--- start RECORDS TO PROCESS ---

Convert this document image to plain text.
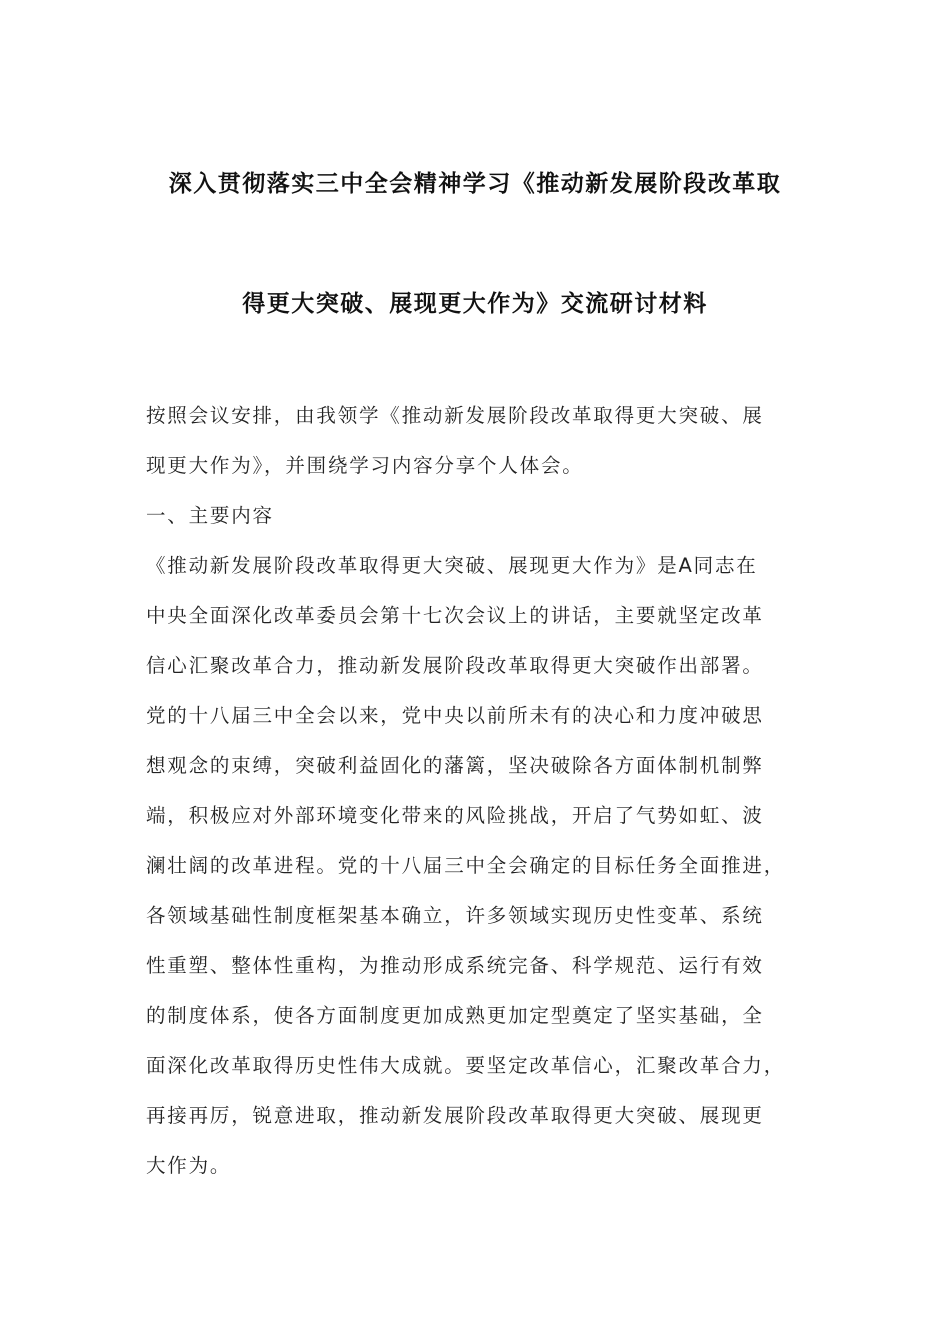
深入贯彻落实三中全会精神学习《推动新发展阶段改革取
得更大突破、展现更大作为》交流研讨材料
按照会议安排，由我领学《推动新发展阶段改革取得更大突破、展
现更大作为》，并围绕学习内容分享个人体会。
一、主要内容
《推动新发展阶段改革取得更大突破、展现更大作为》是A同志在
中央全面深化改革委员会第十七次会议上的讲话，主要就坚定改革
信心汇聚改革合力，推动新发展阶段改革取得更大突破作出部署。
党的十八届三中全会以来，党中央以前所未有的决心和力度冲破思
想观念的束缚，突破利益固化的藩篱，坚决破除各方面体制机制弊
端，积极应对外部环境变化带来的风险挑战，开启了气势如虹、波
澜壮阔的改革进程。党的十八届三中全会确定的目标任务全面推进，
各领域基础性制度框架基本确立，许多领域实现历史性变革、系统
性重塑、整体性重构，为推动形成系统完备、科学规范、运行有效
的制度体系，使各方面制度更加成熟更加定型奠定了坚实基础，全
面深化改革取得历史性伟大成就。要坚定改革信心，汇聚改革合力，
再接再厉，锐意进取，推动新发展阶段改革取得更大突破、展现更
大作为。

--- end RECORDS TO PROCESS ---

**SHORT EXERCISE**
Select the lines in this material that hold the word "展现更大作为", leaving none out.

**TASK ANSWER**
得更大突破、展现更大作为》交流研讨材料
《推动新发展阶段改革取得更大突破、展现更大作为》是A同志在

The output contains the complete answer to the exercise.